_The problem_. Begin at the line containing "OCR this image." and give again every line to the end of the records, exactly, without the pictures.

● ● ● ●

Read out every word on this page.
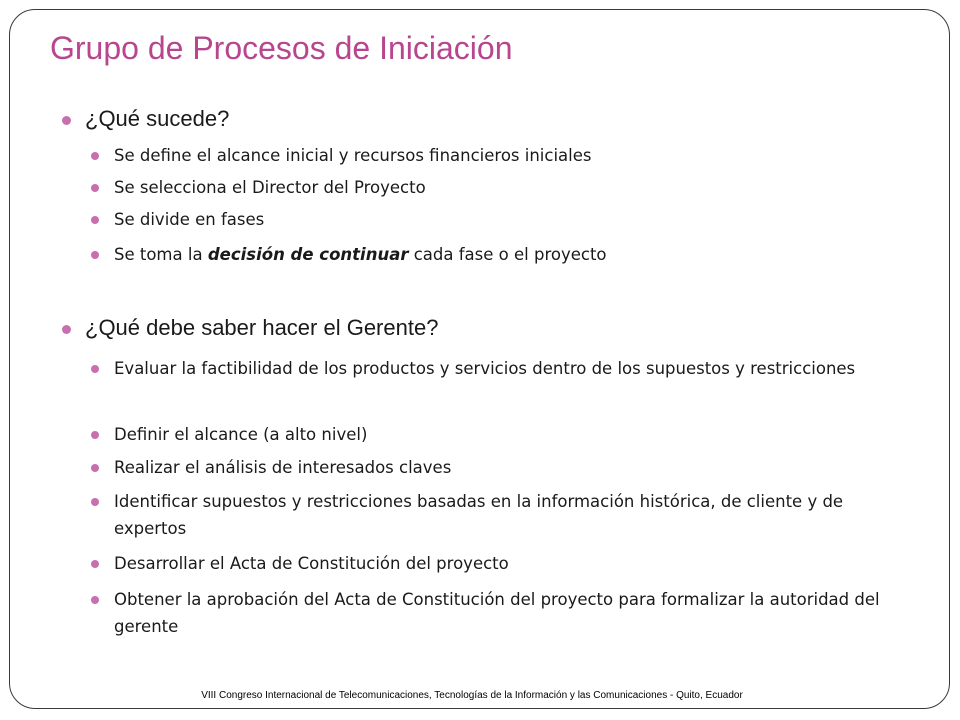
Grupo de Procesos de Iniciación

¿Qué sucede?

Se define el alcance inicial y recursos financieros iniciales

Se selecciona el Director del Proyecto

Se divide en fases

Se toma la decisión de continuar cada fase o el proyecto

¿Qué debe saber hacer el Gerente?

Evaluar la factibilidad de los productos y servicios dentro de los supuestos y restricciones

Definir el alcance (a alto nivel)

Realizar el análisis de interesados claves

Identificar supuestos y restricciones basadas en la información histórica, de cliente y de expertos

Desarrollar el Acta de Constitución del proyecto

Obtener la aprobación del Acta de Constitución del proyecto para formalizar la autoridad del gerente

VIII Congreso Internacional de Telecomunicaciones, Tecnologías de la Información y las Comunicaciones - Quito, Ecuador
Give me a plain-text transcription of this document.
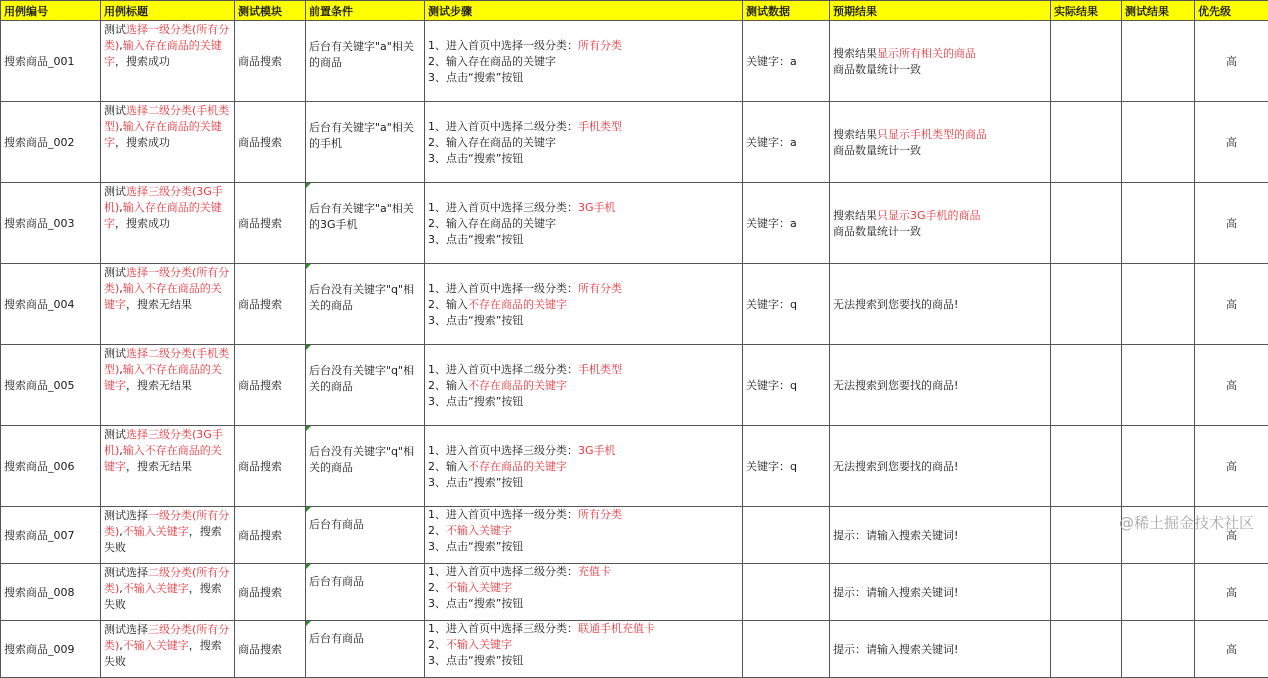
用例编号	用例标题	测试模块	前置条件	测试步骤	测试数据	预期结果	实际结果	测试结果	优先级
搜索商品_001	测试选择一级分类(所有分类),输入存在商品的关键字，搜索成功	商品搜索	后台有关键字"a"相关的商品	1、进入首页中选择一级分类：所有分类
2、输入存在商品的关键字
3、点击“搜索”按钮	关键字：a	搜索结果显示所有相关的商品
商品数量统计一致			高
搜索商品_002	测试选择二级分类(手机类型),输入存在商品的关键字，搜索成功	商品搜索	后台有关键字"a"相关的手机	1、进入首页中选择二级分类：手机类型
2、输入存在商品的关键字
3、点击“搜索”按钮	关键字：a	搜索结果只显示手机类型的商品
商品数量统计一致			高
搜索商品_003	测试选择三级分类(3G手机),输入存在商品的关键字，搜索成功	商品搜索	后台有关键字"a"相关的3G手机	1、进入首页中选择三级分类：3G手机
2、输入存在商品的关键字
3、点击“搜索”按钮	关键字：a	搜索结果只显示3G手机的商品
商品数量统计一致			高
搜索商品_004	测试选择一级分类(所有分类),输入不存在商品的关键字，搜索无结果	商品搜索	后台没有关键字"q"相关的商品	1、进入首页中选择一级分类：所有分类
2、输入不存在商品的关键字
3、点击“搜索”按钮	关键字：q	无法搜索到您要找的商品!			高
搜索商品_005	测试选择二级分类(手机类型),输入不存在商品的关键字，搜索无结果	商品搜索	后台没有关键字"q"相关的商品	1、进入首页中选择二级分类：手机类型
2、输入不存在商品的关键字
3、点击“搜索”按钮	关键字：q	无法搜索到您要找的商品!			高
搜索商品_006	测试选择三级分类(3G手机),输入不存在商品的关键字，搜索无结果	商品搜索	后台没有关键字"q"相关的商品	1、进入首页中选择三级分类：3G手机
2、输入不存在商品的关键字
3、点击“搜索”按钮	关键字：q	无法搜索到您要找的商品!			高
搜索商品_007	测试选择一级分类(所有分类),不输入关键字，搜索失败	商品搜索	后台有商品	1、进入首页中选择一级分类：所有分类
2、不输入关键字
3、点击“搜索”按钮		提示：请输入搜索关键词!			高
搜索商品_008	测试选择二级分类(所有分类),不输入关键字，搜索失败	商品搜索	后台有商品	1、进入首页中选择二级分类：充值卡
2、不输入关键字
3、点击“搜索”按钮		提示：请输入搜索关键词!			高
搜索商品_009	测试选择三级分类(所有分类),不输入关键字，搜索失败	商品搜索	后台有商品	1、进入首页中选择三级分类：联通手机充值卡
2、不输入关键字
3、点击“搜索”按钮		提示：请输入搜索关键词!			高
@稀土掘金技术社区
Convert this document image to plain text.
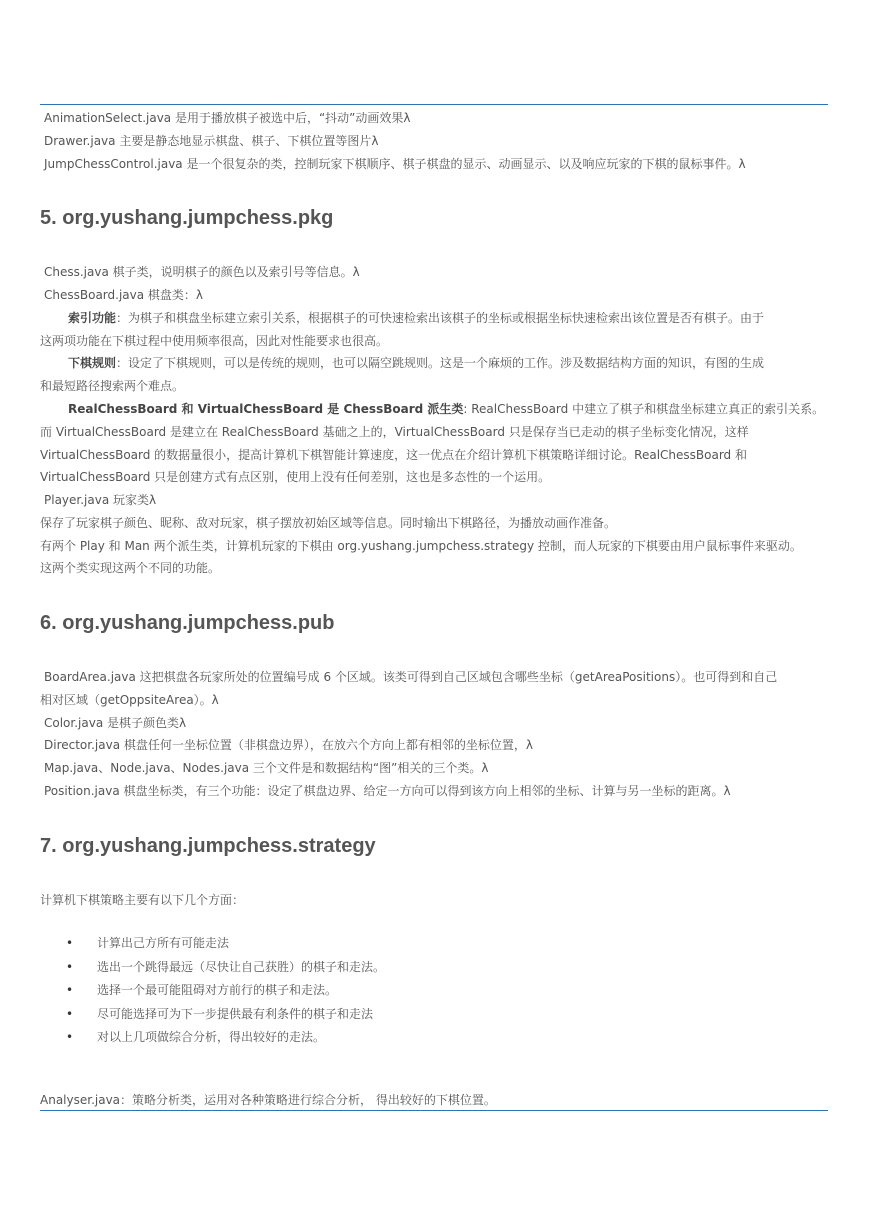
AnimationSelect.java 是用于播放棋子被选中后，“抖动”动画效果λ
Drawer.java 主要是静态地显示棋盘、棋子、下棋位置等图片λ
JumpChessControl.java 是一个很复杂的类，控制玩家下棋顺序、棋子棋盘的显示、动画显示、以及响应玩家的下棋的鼠标事件。λ
5. org.yushang.jumpchess.pkg
Chess.java 棋子类，说明棋子的颜色以及索引号等信息。λ
ChessBoard.java 棋盘类：λ
索引功能：为棋子和棋盘坐标建立索引关系，根据棋子的可快速检索出该棋子的坐标或根据坐标快速检索出该位置是否有棋子。由于
这两项功能在下棋过程中使用频率很高，因此对性能要求也很高。
下棋规则：设定了下棋规则，可以是传统的规则，也可以隔空跳规则。这是一个麻烦的工作。涉及数据结构方面的知识，有图的生成
和最短路径搜索两个难点。
RealChessBoard 和 VirtualChessBoard 是 ChessBoard 派生类: RealChessBoard 中建立了棋子和棋盘坐标建立真正的索引关系。
而 VirtualChessBoard 是建立在 RealChessBoard 基础之上的，VirtualChessBoard 只是保存当已走动的棋子坐标变化情况，这样
VirtualChessBoard 的数据量很小，提高计算机下棋智能计算速度，这一优点在介绍计算机下棋策略详细讨论。RealChessBoard 和
VirtualChessBoard 只是创建方式有点区别，使用上没有任何差别，这也是多态性的一个运用。
Player.java 玩家类λ
保存了玩家棋子颜色、昵称、敌对玩家，棋子摆放初始区域等信息。同时输出下棋路径，为播放动画作准备。
有两个 Play 和 Man 两个派生类，计算机玩家的下棋由 org.yushang.jumpchess.strategy 控制，而人玩家的下棋要由用户鼠标事件来驱动。
这两个类实现这两个不同的功能。
6. org.yushang.jumpchess.pub
BoardArea.java 这把棋盘各玩家所处的位置编号成 6 个区域。该类可得到自己区域包含哪些坐标（getAreaPositions）。也可得到和自己
相对区域（getOppsiteArea）。λ
Color.java 是棋子颜色类λ
Director.java 棋盘任何一坐标位置（非棋盘边界），在放六个方向上都有相邻的坐标位置，λ
Map.java、Node.java、Nodes.java 三个文件是和数据结构“图”相关的三个类。λ
Position.java 棋盘坐标类，有三个功能：设定了棋盘边界、给定一方向可以得到该方向上相邻的坐标、计算与另一坐标的距离。λ
7. org.yushang.jumpchess.strategy
计算机下棋策略主要有以下几个方面：
• 计算出己方所有可能走法
• 选出一个跳得最远（尽快让自己获胜）的棋子和走法。
• 选择一个最可能阻碍对方前行的棋子和走法。
• 尽可能选择可为下一步提供最有利条件的棋子和走法
• 对以上几项做综合分析，得出较好的走法。
Analyser.java：策略分析类，运用对各种策略进行综合分析， 得出较好的下棋位置。
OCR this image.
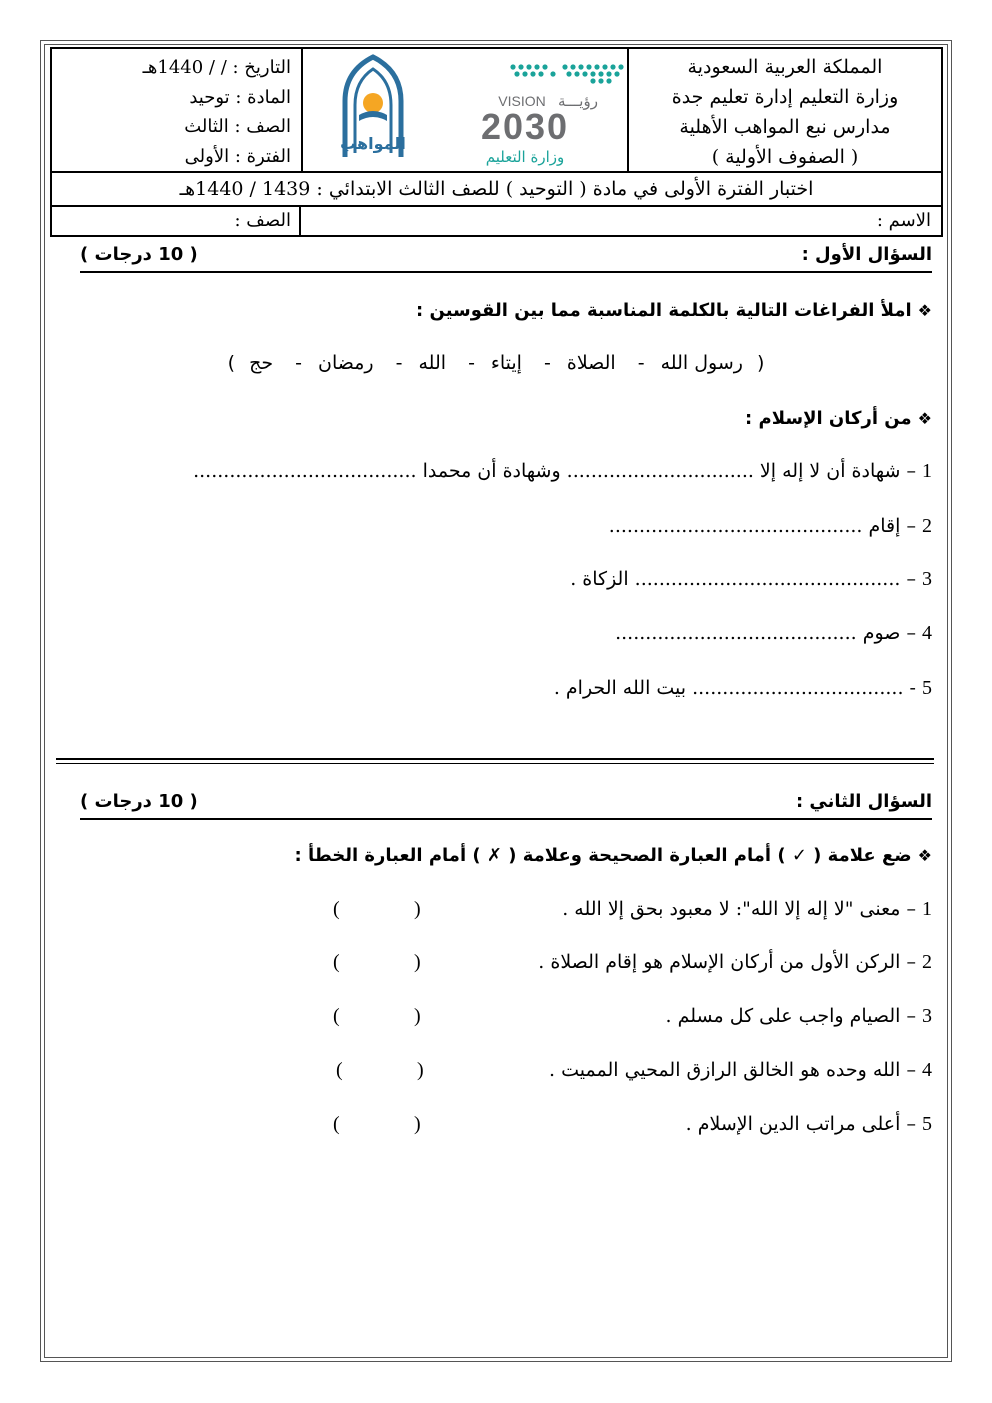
المملكة العربية السعودية
وزارة التعليم إدارة تعليم جدة
مدارس نبع المواهب الأهلية
( الصفوف الأولية )
VISION رؤيـــة
2030
وزارة التعليم
المواهب
التاريخ : / / 1440هـ
المادة : توحيد
الصف : الثالث
الفترة : الأولى
اختبار الفترة الأولى في مادة ( التوحيد ) للصف الثالث الابتدائي : 1439 / 1440هـ
الاسم :
الصف :
السؤال الأول :
( 10 درجات )
❖املأ الفراغات التالية بالكلمة المناسبة مما بين القوسين :
( رسول الله- الصلاة- إيتاء- الله- رمضان- حج )
❖من أركان الإسلام :
1 – شهادة أن لا إله إلا ............................... وشهادة أن محمدا .....................................
2 – إقام ..........................................
3 – ............................................ الزكاة .
4 – صوم ........................................
5 - ................................... بيت الله الحرام .
السؤال الثاني :
( 10 درجات )
❖ضع علامة ( ✓ ) أمام العبارة الصحيحة وعلامة ( ✗ ) أمام العبارة الخطأ :
1 – معنى "لا إله إلا الله": لا معبود بحق إلا الله .
2 – الركن الأول من أركان الإسلام هو إقام الصلاة .
3 – الصيام واجب على كل مسلم .
4 – الله وحده هو الخالق الرازق المحيي المميت .
5 – أعلى مراتب الدين الإسلام .
(
)
(
)
(
)
(
)
(
)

● ● ● ●

_Task answer_.
OCR this image.
المملكة العربية السعودية
وزارة التعليم إدارة تعليم جدة
مدارس نبع المواهب الأهلية
( الصفوف الأولية )
VISION رؤيـــة
2030
وزارة التعليم
المواهب
التاريخ : / / 1440هـ
المادة : توحيد
الصف : الثالث
الفترة : الأولى
اختبار الفترة الأولى في مادة ( التوحيد ) للصف الثالث الابتدائي : 1439 / 1440هـ
الاسم :
الصف :
السؤال الأول :
( 10 درجات )
❖املأ الفراغات التالية بالكلمة المناسبة مما بين القوسين :
( رسول الله- الصلاة- إيتاء- الله- رمضان- حج )
❖من أركان الإسلام :
1 – شهادة أن لا إله إلا ............................... وشهادة أن محمدا .....................................
2 – إقام ..........................................
3 – ............................................ الزكاة .
4 – صوم ........................................
5 - ................................... بيت الله الحرام .
السؤال الثاني :
( 10 درجات )
❖ضع علامة ( ✓ ) أمام العبارة الصحيحة وعلامة ( ✗ ) أمام العبارة الخطأ :
1 – معنى "لا إله إلا الله": لا معبود بحق إلا الله .
2 – الركن الأول من أركان الإسلام هو إقام الصلاة .
3 – الصيام واجب على كل مسلم .
4 – الله وحده هو الخالق الرازق المحيي المميت .
5 – أعلى مراتب الدين الإسلام .
(
)
(
)
(
)
(
)
(
)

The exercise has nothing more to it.